Schriftliche Aufgaben:
1) Wovon ist das lyrische Ich in der zweiten Strophe des Gedichts aus der Quelle berührt?
2) Entscheiden Sie anhand der Quelle, ob die folgenden Aussagen zutreffen. Nennen Sie jeweils Ja oder Nein und zitieren Sie die entscheidenden Worte wörtlich. (a) Erich Kykal bezeichnet das Gedicht als hervorragenden Text. (b) Laut dem Gedicht trägt das Du einen Namen. (c) Der Beitrag wurde am 10. Dezember 2019 zuletzt geändert.
3) Schreiben Sie aus der Quelle den Abschnitt von „Erich Kykal“ bis einschließlich „Begehrens oder so.“ wortgetreu ab.

Quelle:
^^^^^^^^
Autor Thema: Du  (Gelesen 4058 mal)

Eisenvorhang

  • Gast
Du
« am: Dezember 09, 2019, 22:00:34 »
Du bist für mich wie eine Landschaft und
ein Ausblick über Weite, Tal und Hang,
der Regen nässt im Grau die Bäume wund,
und aus der Tiefe steigt der Flüsse Klang.

Ich seh die Wiesen und ich sehe dich
und bin berührt von deinem Angesicht,
als wärst du Porzellan und königlich,
doch einen Namen? Nein, den hast du nicht.

Ich warte auf die Ebbe und die Flut.
Ich seh mich selbst in dir versanden,
bin tief verschüttet und auch ohne Mut -
nie hab ich dich im Ansatz je verstanden.
« Letzte Änderung: Dezember 10, 2019, 11:01:37 von Eisenvorhang »

Erich Kykal

Re: Du
« Antwort #1 am: Dezember 10, 2019, 01:22:44 »
Hi EV!

Wow - ein hervorragender Text! Das hat Tiefe, ist voller mystischer Symbolik und toller lyrischer Bilder! Allerdings will mir scheinen, als würden diese Qualitäten mit jeder Strophe zum Schluss hin leicht abnehmen. Nicht tragisch, aber merkbar.

Es könnte eine geheimnisvolle Frau sein, eine wahre Liebe, nie ganz ergründet - oder irgendetwas anderes wie ein Traum, den wir jagen, eine Idealfigur unseres Begehrens oder so.
^^^^^^^^
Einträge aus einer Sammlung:
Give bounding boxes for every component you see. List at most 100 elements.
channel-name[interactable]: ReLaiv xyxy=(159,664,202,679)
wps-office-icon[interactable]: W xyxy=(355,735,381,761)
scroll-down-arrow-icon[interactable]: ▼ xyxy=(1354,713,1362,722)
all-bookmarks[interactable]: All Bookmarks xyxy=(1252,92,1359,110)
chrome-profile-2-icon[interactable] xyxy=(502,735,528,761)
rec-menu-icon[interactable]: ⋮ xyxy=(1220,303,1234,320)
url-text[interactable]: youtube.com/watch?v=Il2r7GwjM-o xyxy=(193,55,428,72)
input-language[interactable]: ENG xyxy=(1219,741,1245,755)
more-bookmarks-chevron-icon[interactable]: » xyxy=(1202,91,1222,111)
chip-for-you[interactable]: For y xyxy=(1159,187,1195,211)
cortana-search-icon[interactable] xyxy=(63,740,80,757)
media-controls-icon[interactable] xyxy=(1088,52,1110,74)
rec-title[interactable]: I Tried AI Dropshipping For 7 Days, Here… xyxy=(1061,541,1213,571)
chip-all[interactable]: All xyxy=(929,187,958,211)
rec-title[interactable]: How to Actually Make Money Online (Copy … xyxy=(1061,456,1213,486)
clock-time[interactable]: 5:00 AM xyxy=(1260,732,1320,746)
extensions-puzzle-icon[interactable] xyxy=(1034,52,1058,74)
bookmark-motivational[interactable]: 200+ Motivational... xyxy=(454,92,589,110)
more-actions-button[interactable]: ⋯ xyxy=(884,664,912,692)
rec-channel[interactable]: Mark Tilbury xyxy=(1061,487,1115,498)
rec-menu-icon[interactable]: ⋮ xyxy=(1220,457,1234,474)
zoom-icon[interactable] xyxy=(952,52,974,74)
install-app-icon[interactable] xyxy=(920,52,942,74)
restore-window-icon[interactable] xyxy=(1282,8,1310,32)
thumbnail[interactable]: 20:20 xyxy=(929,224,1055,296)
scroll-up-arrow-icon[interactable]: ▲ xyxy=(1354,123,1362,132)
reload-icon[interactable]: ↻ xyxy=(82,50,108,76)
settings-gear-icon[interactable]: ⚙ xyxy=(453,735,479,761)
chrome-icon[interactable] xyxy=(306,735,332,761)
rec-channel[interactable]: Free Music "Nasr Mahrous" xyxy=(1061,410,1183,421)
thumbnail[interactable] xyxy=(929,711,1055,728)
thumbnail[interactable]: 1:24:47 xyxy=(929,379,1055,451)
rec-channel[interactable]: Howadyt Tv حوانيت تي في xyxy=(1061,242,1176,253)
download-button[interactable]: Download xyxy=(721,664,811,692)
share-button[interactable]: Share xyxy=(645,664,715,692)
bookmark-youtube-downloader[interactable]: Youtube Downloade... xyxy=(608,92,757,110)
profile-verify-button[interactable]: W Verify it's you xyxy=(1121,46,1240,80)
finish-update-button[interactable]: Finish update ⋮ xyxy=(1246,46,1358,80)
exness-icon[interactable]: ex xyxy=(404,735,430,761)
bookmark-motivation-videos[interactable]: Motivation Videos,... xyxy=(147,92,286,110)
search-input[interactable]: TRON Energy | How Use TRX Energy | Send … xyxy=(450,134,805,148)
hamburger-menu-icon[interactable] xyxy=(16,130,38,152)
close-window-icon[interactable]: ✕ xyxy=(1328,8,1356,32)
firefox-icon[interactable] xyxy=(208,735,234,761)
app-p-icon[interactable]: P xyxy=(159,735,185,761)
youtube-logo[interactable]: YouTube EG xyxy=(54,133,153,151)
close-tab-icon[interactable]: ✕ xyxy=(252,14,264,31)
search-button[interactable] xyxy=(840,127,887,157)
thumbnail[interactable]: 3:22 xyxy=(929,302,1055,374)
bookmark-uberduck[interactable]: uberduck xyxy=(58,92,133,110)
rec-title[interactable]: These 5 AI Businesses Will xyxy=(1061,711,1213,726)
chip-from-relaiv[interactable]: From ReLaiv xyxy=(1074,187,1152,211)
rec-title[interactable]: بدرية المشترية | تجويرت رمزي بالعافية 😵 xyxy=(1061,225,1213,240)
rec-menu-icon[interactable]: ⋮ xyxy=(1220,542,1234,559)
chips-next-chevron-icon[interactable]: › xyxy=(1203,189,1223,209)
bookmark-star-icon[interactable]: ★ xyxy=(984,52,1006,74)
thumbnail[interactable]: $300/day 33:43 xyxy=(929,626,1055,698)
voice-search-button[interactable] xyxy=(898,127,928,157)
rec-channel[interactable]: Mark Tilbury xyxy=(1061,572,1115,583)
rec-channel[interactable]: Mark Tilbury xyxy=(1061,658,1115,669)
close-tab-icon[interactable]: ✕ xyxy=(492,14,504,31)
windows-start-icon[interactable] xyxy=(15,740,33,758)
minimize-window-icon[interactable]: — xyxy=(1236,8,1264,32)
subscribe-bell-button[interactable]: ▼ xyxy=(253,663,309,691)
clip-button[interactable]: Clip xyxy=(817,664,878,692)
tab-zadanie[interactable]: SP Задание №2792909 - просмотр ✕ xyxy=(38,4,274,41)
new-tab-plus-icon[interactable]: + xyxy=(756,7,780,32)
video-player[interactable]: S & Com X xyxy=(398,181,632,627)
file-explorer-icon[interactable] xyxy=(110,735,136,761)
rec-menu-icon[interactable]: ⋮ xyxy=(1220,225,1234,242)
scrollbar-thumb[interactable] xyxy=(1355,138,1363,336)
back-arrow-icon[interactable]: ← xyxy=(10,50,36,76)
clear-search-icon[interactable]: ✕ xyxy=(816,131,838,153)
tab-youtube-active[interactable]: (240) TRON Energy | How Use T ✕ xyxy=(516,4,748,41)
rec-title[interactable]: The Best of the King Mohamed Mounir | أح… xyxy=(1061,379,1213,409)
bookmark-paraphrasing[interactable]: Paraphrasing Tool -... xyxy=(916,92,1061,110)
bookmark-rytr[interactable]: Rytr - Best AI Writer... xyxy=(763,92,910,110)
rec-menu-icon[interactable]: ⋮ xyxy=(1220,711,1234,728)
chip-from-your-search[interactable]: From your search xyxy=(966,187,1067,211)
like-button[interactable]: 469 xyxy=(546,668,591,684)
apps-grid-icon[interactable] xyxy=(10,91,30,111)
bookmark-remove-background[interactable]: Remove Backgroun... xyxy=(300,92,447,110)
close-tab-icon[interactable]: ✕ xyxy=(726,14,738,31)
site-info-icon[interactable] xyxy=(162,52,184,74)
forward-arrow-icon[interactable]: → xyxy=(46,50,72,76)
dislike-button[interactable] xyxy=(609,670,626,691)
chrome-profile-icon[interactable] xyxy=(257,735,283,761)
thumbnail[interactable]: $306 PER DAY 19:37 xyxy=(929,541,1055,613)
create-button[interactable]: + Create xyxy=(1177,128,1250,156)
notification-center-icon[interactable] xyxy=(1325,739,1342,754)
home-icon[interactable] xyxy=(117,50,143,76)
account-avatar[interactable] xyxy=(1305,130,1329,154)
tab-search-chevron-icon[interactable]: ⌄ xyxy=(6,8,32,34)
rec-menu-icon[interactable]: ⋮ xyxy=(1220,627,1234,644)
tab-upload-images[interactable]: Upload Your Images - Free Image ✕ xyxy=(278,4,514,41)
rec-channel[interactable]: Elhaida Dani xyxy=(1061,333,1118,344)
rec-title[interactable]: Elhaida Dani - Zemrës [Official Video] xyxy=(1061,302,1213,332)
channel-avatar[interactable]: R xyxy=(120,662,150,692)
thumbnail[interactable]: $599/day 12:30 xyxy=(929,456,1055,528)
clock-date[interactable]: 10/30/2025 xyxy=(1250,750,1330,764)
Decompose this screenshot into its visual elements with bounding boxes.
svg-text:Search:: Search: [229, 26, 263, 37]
^^^^^^^^
Erwartete Ergebnisse:
1) Von dem Angesicht des Du („von deinem Angesicht“).

2)
(a) Ja: „Wow - ein hervorragender Text!“
(b) Nein: „doch einen Namen? Nein, den hast du nicht.“
(c) Ja: „Letzte Änderung: Dezember 10, 2019, 11:01:37 von Eisenvorhang“

3)
Erich Kykal

Re: Du
« Antwort #1 am: Dezember 10, 2019, 01:22:44 »
Hi EV!

Wow - ein hervorragender Text! Das hat Tiefe, ist voller mystischer Symbolik und toller lyrischer Bilder! Allerdings will mir scheinen, als würden diese Qualitäten mit jeder Strophe zum Schluss hin leicht abnehmen. Nicht tragisch, aber merkbar.

Es könnte eine geheimnisvolle Frau sein, eine wahre Liebe, nie ganz ergründet - oder irgendetwas anderes wie ein Traum, den wir jagen, eine Idealfigur unseres Begehrens oder so.